* _CHALLENGE_:
Your output must consist solely of the lines from the one containing "What text is on this page?" through the end of the records, reproduced exactly.

(Rows from a dataset)
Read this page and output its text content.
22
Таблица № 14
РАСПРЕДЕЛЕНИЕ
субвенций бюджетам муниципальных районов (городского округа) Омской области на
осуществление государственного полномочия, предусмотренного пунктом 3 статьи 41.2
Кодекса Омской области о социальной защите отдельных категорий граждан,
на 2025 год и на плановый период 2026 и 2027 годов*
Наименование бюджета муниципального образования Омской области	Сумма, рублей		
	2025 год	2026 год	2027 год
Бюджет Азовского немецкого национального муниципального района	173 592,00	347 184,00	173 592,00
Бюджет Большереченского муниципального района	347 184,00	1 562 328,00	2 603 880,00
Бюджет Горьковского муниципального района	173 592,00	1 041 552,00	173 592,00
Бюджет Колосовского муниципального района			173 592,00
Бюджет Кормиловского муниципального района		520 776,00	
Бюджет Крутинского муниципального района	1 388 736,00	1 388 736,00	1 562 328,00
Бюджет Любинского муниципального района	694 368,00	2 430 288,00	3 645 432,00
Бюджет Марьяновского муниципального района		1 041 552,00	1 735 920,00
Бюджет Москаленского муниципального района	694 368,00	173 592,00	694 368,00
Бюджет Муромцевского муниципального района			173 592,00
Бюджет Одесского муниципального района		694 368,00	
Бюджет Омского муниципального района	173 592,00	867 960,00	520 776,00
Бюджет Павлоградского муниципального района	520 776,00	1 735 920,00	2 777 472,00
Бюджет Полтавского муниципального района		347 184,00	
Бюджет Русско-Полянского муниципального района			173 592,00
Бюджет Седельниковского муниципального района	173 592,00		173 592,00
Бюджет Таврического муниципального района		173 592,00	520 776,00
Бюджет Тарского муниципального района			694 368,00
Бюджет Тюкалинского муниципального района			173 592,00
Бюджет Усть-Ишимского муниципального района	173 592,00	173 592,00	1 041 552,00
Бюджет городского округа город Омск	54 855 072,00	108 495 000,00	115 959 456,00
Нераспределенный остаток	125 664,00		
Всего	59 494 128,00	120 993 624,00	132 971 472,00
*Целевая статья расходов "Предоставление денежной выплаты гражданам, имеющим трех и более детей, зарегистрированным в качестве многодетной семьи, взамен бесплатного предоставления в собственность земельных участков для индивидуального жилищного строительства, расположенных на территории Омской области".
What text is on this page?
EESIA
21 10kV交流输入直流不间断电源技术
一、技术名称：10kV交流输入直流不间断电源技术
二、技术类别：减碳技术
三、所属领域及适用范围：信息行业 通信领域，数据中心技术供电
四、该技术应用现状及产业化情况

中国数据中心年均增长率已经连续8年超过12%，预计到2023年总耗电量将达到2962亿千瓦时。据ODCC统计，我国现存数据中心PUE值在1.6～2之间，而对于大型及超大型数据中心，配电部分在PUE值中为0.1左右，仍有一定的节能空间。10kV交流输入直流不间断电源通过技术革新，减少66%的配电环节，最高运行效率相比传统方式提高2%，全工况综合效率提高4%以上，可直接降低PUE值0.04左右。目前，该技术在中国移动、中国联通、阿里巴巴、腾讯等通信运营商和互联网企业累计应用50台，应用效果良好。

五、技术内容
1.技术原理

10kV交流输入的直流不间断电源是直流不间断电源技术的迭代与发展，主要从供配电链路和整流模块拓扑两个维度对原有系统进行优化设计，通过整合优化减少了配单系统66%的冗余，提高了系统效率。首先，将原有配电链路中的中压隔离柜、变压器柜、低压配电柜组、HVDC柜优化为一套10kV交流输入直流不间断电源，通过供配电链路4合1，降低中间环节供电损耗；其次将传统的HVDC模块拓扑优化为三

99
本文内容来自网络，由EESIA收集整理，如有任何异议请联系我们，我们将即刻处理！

* _ANSWER TO THIS TASK_:
What text is on this page?
EESIA
21 10kV交流输入直流不间断电源技术
一、技术名称：10kV交流输入直流不间断电源技术
二、技术类别：减碳技术
三、所属领域及适用范围：信息行业 通信领域，数据中心技术供电
四、该技术应用现状及产业化情况

中国数据中心年均增长率已经连续8年超过12%，预计到2023年总耗电量将达到2962亿千瓦时。据ODCC统计，我国现存数据中心PUE值在1.6～2之间，而对于大型及超大型数据中心，配电部分在PUE值中为0.1左右，仍有一定的节能空间。10kV交流输入直流不间断电源通过技术革新，减少66%的配电环节，最高运行效率相比传统方式提高2%，全工况综合效率提高4%以上，可直接降低PUE值0.04左右。目前，该技术在中国移动、中国联通、阿里巴巴、腾讯等通信运营商和互联网企业累计应用50台，应用效果良好。

五、技术内容
1.技术原理

10kV交流输入的直流不间断电源是直流不间断电源技术的迭代与发展，主要从供配电链路和整流模块拓扑两个维度对原有系统进行优化设计，通过整合优化减少了配单系统66%的冗余，提高了系统效率。首先，将原有配电链路中的中压隔离柜、变压器柜、低压配电柜组、HVDC柜优化为一套10kV交流输入直流不间断电源，通过供配电链路4合1，降低中间环节供电损耗；其次将传统的HVDC模块拓扑优化为三

99
本文内容来自网络，由EESIA收集整理，如有任何异议请联系我们，我们将即刻处理！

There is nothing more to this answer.